N. W. Electric Power Cooperative, Inc. v. Buckstead

578 S.W.2d 314, 1979 Mo. App. LEXIS 2240
CourtMissouri Court of Appeals
DecidedFebruary 26, 1979
DocketNo. 29604
StatusPublished
Cited by2 cases

This text of 578 S.W.2d 314 (N. W. Electric Power Cooperative, Inc. v. Buckstead) is published on Counsel Stack Legal Research, covering Missouri Court of Appeals primary law. Counsel Stack provides free access to over 12 million legal documents including statutes, case law, regulations, and constitutions.

Bluebook
N. W. Electric Power Cooperative, Inc. v. Buckstead, 578 S.W.2d 314, 1979 Mo. App. LEXIS 2240 (Mo. Ct. App. 1979).

Opinion

ROBERT R. WELBORN, Special Judge.

Proceeding in condemnation to acquire right of way for electric transmission line. Commissioners awarded landowners Donald J. Buckstead and Marjorie M. Buckstead $3,530 for 100' wide perpetual easement across 80-acre tract of their farm land in Johnson County. On trial of landowners’ exceptions, jury awarded them $8,000.00. Condemnor appeals.

In this court the issues involve the consequences of respondents’ failure to make timely answers to interrogatories, and their failure to disclose, in response to interrogatories, the names of witnesses called by them to testify to respondents’ damages, the qualification of one of respondents’ value witnesses and the propriety of the trial court’s exclusion of evidence of the price respondents paid for their property.

N. W. Electric Power Cooperative, Inc. filed .an action to condemn a perpetual easement to erect and maintain an electric transmission line on a 100' wide strip across the north 40 acres of the Bucksteads’ 80-acre farm. Two pole structures were to be constructed on the land. The length of the easement on the Buckstead property was [316]*3161,188 feet. The total area involved was 2.73 acres.

Mr. Buckstead testified that the 80-acre farm had a before taking value of $1,000 per acre and $600 or $700 per acre after taking value. Mrs. Buckstead testified to $1,000 before taking and $750 after. Respondents’ witness Shafer testified to before and after values of $850 per acre and $750 per acre. Witness Ogden’s figures were total value of $76,000 before and $62,-000 after. Appellant’s witness testified to a value of $850 per acre before, and $828.75 per acre after, the taking.

The respondents’ exceptions to the commissioners’ award were filed October 29, 1976. On February 22, 1977, appellant filed interrogatories to be answered by respondents. On March 15,1977, appellant moved to compel answers to its interrogatories. The motion was taken up on March 28, 1977. The transcript shows the following Docket Entry on that date: “Defendants Buckstead to file answers to Plaintiffs interrogatories within 10 days.” No further order appears. The answers were filed April 11, 1977, 14 days later.

The case came to trial on April 13, 1977. Appellant moved to strike the respondents’ pleading or alternatively to dismiss for respondents’ failure to answer interrogatories within the 10-day period allowed by the court on March 28. The appellant’s motion was overruled.

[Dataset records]
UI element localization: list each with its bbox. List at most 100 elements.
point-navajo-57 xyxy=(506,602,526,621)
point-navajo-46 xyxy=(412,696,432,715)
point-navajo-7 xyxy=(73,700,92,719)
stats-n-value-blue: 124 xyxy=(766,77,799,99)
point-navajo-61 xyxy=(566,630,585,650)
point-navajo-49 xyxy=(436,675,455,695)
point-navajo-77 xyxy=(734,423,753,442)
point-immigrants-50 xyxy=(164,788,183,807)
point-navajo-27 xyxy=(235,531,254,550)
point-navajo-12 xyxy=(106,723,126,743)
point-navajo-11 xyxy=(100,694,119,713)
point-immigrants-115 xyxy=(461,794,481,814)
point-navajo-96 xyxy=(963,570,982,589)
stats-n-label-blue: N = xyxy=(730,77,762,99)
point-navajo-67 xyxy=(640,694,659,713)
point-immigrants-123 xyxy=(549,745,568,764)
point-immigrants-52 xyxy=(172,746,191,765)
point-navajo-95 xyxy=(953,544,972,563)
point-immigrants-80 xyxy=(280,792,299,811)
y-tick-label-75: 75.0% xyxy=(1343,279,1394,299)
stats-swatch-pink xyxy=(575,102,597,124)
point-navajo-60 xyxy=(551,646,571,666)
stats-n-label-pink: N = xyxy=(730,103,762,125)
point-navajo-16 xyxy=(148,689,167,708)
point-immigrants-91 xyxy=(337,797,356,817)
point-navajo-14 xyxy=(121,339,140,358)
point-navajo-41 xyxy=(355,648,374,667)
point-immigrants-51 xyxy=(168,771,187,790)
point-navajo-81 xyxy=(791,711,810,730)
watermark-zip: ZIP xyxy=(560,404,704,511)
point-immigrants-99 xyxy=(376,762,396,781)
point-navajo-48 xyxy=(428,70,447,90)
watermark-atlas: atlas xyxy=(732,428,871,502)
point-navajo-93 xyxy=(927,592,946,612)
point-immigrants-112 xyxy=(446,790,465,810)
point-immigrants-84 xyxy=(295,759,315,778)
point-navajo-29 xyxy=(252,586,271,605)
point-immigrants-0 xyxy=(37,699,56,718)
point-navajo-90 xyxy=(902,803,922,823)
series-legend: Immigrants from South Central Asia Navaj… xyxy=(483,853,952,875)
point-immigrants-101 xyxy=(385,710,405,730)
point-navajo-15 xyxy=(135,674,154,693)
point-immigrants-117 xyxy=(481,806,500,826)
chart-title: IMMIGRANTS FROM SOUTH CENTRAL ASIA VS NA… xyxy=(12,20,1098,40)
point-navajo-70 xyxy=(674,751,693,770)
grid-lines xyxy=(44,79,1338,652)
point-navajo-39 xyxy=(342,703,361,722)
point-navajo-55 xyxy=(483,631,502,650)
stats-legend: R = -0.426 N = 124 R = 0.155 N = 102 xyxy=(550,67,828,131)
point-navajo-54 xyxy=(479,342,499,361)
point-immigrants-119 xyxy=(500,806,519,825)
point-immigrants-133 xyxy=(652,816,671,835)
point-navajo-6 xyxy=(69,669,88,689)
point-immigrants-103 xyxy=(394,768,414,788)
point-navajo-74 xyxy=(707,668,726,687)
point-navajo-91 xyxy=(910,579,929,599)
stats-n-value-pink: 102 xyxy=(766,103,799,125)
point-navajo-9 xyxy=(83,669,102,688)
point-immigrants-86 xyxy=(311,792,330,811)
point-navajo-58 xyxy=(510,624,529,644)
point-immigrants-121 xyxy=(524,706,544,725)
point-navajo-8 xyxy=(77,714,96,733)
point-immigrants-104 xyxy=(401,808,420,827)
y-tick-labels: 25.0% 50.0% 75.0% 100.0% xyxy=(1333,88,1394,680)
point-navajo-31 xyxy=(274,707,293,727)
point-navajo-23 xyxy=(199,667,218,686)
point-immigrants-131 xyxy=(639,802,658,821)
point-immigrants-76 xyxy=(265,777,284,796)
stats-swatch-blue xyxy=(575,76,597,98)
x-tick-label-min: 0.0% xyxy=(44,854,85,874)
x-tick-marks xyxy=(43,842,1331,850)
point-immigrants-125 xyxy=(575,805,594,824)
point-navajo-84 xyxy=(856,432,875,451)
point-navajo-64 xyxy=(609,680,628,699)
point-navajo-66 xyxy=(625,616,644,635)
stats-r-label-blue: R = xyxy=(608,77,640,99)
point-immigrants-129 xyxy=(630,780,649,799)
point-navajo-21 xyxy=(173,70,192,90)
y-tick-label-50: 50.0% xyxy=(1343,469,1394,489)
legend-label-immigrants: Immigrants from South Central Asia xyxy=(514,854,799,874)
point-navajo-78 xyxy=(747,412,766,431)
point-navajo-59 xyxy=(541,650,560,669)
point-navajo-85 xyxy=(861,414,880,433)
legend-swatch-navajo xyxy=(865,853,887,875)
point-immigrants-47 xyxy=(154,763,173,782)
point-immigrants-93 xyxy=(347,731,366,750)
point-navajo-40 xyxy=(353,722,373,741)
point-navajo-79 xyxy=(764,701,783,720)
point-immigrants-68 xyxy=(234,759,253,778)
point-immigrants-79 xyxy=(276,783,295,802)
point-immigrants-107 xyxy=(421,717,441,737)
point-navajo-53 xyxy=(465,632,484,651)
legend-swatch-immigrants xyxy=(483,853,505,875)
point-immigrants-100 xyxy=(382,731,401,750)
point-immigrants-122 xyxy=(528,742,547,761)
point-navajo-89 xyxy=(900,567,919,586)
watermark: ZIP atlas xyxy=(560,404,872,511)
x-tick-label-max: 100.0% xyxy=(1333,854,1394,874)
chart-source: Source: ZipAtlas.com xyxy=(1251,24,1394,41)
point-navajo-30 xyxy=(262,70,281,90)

▶ _Questions to answer_
1) From the court opinion above, reproduce word for word everything from "N. W. Electric Power Cooperative, Inc. filed" down to "after, the taking.".
2) Using the court opinion, list every distinct date given in the paragraph that begins "The respondents' exceptions to the commissioners' award were filed."
3) Write the next part of the court opinion on the condemnation case, picking up after its last sentence.

▶ _Answers for the tasks_
1)
N. W. Electric Power Cooperative, Inc. filed .an action to condemn a perpetual easement to erect and maintain an electric transmission line on a 100' wide strip across the north 40 acres of the Bucksteads’ 80-acre farm. Two pole structures were to be constructed on the land. The length of the easement on the Buckstead property was [316]*3161,188 feet. The total area involved was 2.73 acres.

Mr. Buckstead testified that the 80-acre farm had a before taking value of $1,000 per acre and $600 or $700 per acre after taking value. Mrs. Buckstead testified to $1,000 before taking and $750 after. Respondents’ witness Shafer testified to before and after values of $850 per acre and $750 per acre. Witness Ogden’s figures were total value of $76,000 before and $62,-000 after. Appellant’s witness testified to a value of $850 per acre before, and $828.75 per acre after, the taking.

2)
October 29, 1976
February 22, 1977
March 15, 1977
March 28, 1977
April 11, 1977

3)
In this court, appellant contends that the trial court’s ruling was erroneous because Rule 61.01(b)(2) mandatorily requires the striking of the pleading or dismissal of the cause of action of a party who fails to answer interrogatories within the additional time to do so granted by the court.

Rule 61.01(b) provides:

“(b) Failure to Answer Interrogatories. If a party fails to answer interrogatories or file objections thereto within the time provided by law, or if objections are filed thereto which are thereafter overruled and the interrogatories are not timely answered, the court may, upon motion and reasonable notice to other parties, make such orders in regard to the failure as are just and among others the following:
“(1) An order striking pleadings or parts thereof, or dismissing the action or proceeding or any part thereof, or render a judgment by default against the disobedient party.
“(2) Upon the showing of reasonable excuse, the court may grant the party failing to answer the interrogatories additional time to file answers but such order shall provide that if the party fails to answer the interrogatories within the additional time allowed, the pleadings of such party shall be stricken or the action be dismissed or that a default judgment shall be rendered against the disobedient party.”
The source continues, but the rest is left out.